### [SHORT EXERCISE]
The listing below should be copied in full, word for word.

---*---

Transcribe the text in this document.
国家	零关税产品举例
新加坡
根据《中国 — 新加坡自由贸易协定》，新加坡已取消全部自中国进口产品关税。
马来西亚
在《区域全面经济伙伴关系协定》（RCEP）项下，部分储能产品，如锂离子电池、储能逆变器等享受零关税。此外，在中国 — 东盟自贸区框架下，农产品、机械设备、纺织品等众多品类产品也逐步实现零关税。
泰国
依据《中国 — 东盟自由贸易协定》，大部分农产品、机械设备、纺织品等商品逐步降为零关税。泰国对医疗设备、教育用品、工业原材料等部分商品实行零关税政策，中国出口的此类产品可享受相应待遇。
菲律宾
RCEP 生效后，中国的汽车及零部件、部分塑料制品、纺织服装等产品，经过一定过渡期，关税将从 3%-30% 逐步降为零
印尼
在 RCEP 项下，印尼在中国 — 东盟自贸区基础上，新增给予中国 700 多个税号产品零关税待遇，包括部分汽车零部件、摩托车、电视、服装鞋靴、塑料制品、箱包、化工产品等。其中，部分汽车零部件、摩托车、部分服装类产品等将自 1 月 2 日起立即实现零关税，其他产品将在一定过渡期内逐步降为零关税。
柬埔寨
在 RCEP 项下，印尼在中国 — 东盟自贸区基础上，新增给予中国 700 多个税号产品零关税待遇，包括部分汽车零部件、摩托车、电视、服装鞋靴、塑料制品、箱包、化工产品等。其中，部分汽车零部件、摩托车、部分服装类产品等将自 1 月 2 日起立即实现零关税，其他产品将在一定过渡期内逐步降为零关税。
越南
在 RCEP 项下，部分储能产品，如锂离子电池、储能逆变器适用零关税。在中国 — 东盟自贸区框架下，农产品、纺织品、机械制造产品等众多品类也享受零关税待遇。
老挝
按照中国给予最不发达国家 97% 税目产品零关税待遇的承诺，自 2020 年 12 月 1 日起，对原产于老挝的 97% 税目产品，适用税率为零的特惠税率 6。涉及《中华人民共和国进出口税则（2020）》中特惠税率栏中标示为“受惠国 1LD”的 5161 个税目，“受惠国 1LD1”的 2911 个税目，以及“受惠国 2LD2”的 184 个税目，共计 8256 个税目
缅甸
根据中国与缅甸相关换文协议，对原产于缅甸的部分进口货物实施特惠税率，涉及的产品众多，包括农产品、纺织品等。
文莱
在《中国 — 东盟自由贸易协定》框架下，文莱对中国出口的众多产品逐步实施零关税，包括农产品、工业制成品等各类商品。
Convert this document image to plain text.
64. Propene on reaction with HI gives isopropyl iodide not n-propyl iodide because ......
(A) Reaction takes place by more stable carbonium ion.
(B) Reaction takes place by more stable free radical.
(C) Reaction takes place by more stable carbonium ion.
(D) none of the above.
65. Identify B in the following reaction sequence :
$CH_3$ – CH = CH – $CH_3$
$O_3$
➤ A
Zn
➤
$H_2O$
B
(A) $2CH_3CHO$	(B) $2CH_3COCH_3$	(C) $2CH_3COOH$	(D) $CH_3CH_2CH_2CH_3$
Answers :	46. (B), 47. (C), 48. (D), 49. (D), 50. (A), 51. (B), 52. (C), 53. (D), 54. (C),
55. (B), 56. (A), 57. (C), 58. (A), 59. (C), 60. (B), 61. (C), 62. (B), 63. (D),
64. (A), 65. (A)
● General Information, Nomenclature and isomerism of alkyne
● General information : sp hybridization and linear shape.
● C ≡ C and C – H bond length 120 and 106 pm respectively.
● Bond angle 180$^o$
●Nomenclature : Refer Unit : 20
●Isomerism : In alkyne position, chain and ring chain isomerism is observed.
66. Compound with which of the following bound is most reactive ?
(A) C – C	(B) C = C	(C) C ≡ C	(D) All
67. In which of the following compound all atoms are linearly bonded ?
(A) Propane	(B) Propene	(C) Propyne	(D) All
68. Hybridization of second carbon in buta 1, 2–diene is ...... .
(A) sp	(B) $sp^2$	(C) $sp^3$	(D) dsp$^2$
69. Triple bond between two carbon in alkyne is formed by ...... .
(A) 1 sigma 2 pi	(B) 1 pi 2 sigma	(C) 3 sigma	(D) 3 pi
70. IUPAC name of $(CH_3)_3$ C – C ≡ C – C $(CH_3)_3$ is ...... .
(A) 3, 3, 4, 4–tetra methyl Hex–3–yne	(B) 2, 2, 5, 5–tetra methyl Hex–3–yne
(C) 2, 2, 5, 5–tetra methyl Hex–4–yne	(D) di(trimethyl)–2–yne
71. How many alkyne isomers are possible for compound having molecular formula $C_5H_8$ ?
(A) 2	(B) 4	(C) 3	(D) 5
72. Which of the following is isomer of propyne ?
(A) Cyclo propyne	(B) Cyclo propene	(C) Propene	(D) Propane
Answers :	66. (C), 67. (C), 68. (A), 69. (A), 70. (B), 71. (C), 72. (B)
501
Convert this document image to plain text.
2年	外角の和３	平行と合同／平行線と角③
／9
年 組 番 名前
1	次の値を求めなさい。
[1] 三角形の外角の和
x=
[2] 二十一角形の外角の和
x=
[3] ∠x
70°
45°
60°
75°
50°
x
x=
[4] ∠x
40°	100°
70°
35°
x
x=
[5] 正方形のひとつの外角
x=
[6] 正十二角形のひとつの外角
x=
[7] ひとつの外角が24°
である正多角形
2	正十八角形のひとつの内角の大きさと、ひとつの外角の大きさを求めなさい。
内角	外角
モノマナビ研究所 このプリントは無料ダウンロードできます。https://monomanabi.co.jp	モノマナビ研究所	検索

---*---

### [OUTPUT OF THE EXERCISE]
Transcribe the text in this document.
国家	零关税产品举例
新加坡
根据《中国 — 新加坡自由贸易协定》，新加坡已取消全部自中国进口产品关税。
马来西亚
在《区域全面经济伙伴关系协定》（RCEP）项下，部分储能产品，如锂离子电池、储能逆变器等享受零关税。此外，在中国 — 东盟自贸区框架下，农产品、机械设备、纺织品等众多品类产品也逐步实现零关税。
泰国
依据《中国 — 东盟自由贸易协定》，大部分农产品、机械设备、纺织品等商品逐步降为零关税。泰国对医疗设备、教育用品、工业原材料等部分商品实行零关税政策，中国出口的此类产品可享受相应待遇。
菲律宾
RCEP 生效后，中国的汽车及零部件、部分塑料制品、纺织服装等产品，经过一定过渡期，关税将从 3%-30% 逐步降为零
印尼
在 RCEP 项下，印尼在中国 — 东盟自贸区基础上，新增给予中国 700 多个税号产品零关税待遇，包括部分汽车零部件、摩托车、电视、服装鞋靴、塑料制品、箱包、化工产品等。其中，部分汽车零部件、摩托车、部分服装类产品等将自 1 月 2 日起立即实现零关税，其他产品将在一定过渡期内逐步降为零关税。
柬埔寨
在 RCEP 项下，印尼在中国 — 东盟自贸区基础上，新增给予中国 700 多个税号产品零关税待遇，包括部分汽车零部件、摩托车、电视、服装鞋靴、塑料制品、箱包、化工产品等。其中，部分汽车零部件、摩托车、部分服装类产品等将自 1 月 2 日起立即实现零关税，其他产品将在一定过渡期内逐步降为零关税。
越南
在 RCEP 项下，部分储能产品，如锂离子电池、储能逆变器适用零关税。在中国 — 东盟自贸区框架下，农产品、纺织品、机械制造产品等众多品类也享受零关税待遇。
老挝
按照中国给予最不发达国家 97% 税目产品零关税待遇的承诺，自 2020 年 12 月 1 日起，对原产于老挝的 97% 税目产品，适用税率为零的特惠税率 6。涉及《中华人民共和国进出口税则（2020）》中特惠税率栏中标示为“受惠国 1LD”的 5161 个税目，“受惠国 1LD1”的 2911 个税目，以及“受惠国 2LD2”的 184 个税目，共计 8256 个税目
缅甸
根据中国与缅甸相关换文协议，对原产于缅甸的部分进口货物实施特惠税率，涉及的产品众多，包括农产品、纺织品等。
文莱
在《中国 — 东盟自由贸易协定》框架下，文莱对中国出口的众多产品逐步实施零关税，包括农产品、工业制成品等各类商品。
Convert this document image to plain text.
64. Propene on reaction with HI gives isopropyl iodide not n-propyl iodide because ......
(A) Reaction takes place by more stable carbonium ion.
(B) Reaction takes place by more stable free radical.
(C) Reaction takes place by more stable carbonium ion.
(D) none of the above.
65. Identify B in the following reaction sequence :
$CH_3$ – CH = CH – $CH_3$
$O_3$
➤ A
Zn
➤
$H_2O$
B
(A) $2CH_3CHO$	(B) $2CH_3COCH_3$	(C) $2CH_3COOH$	(D) $CH_3CH_2CH_2CH_3$
Answers :	46. (B), 47. (C), 48. (D), 49. (D), 50. (A), 51. (B), 52. (C), 53. (D), 54. (C),
55. (B), 56. (A), 57. (C), 58. (A), 59. (C), 60. (B), 61. (C), 62. (B), 63. (D),
64. (A), 65. (A)
● General Information, Nomenclature and isomerism of alkyne
● General information : sp hybridization and linear shape.
● C ≡ C and C – H bond length 120 and 106 pm respectively.
● Bond angle 180$^o$
●Nomenclature : Refer Unit : 20
●Isomerism : In alkyne position, chain and ring chain isomerism is observed.
66. Compound with which of the following bound is most reactive ?
(A) C – C	(B) C = C	(C) C ≡ C	(D) All
67. In which of the following compound all atoms are linearly bonded ?
(A) Propane	(B) Propene	(C) Propyne	(D) All
68. Hybridization of second carbon in buta 1, 2–diene is ...... .
(A) sp	(B) $sp^2$	(C) $sp^3$	(D) dsp$^2$
69. Triple bond between two carbon in alkyne is formed by ...... .
(A) 1 sigma 2 pi	(B) 1 pi 2 sigma	(C) 3 sigma	(D) 3 pi
70. IUPAC name of $(CH_3)_3$ C – C ≡ C – C $(CH_3)_3$ is ...... .
(A) 3, 3, 4, 4–tetra methyl Hex–3–yne	(B) 2, 2, 5, 5–tetra methyl Hex–3–yne
(C) 2, 2, 5, 5–tetra methyl Hex–4–yne	(D) di(trimethyl)–2–yne
71. How many alkyne isomers are possible for compound having molecular formula $C_5H_8$ ?
(A) 2	(B) 4	(C) 3	(D) 5
72. Which of the following is isomer of propyne ?
(A) Cyclo propyne	(B) Cyclo propene	(C) Propene	(D) Propane
Answers :	66. (C), 67. (C), 68. (A), 69. (A), 70. (B), 71. (C), 72. (B)
501
Convert this document image to plain text.
2年	外角の和３	平行と合同／平行線と角③
／9
年 組 番 名前
1	次の値を求めなさい。
[1] 三角形の外角の和
x=
[2] 二十一角形の外角の和
x=
[3] ∠x
70°
45°
60°
75°
50°
x
x=
[4] ∠x
40°	100°
70°
35°
x
x=
[5] 正方形のひとつの外角
x=
[6] 正十二角形のひとつの外角
x=
[7] ひとつの外角が24°
である正多角形
2	正十八角形のひとつの内角の大きさと、ひとつの外角の大きさを求めなさい。
内角	外角
モノマナビ研究所 このプリントは無料ダウンロードできます。https://monomanabi.co.jp	モノマナビ研究所	検索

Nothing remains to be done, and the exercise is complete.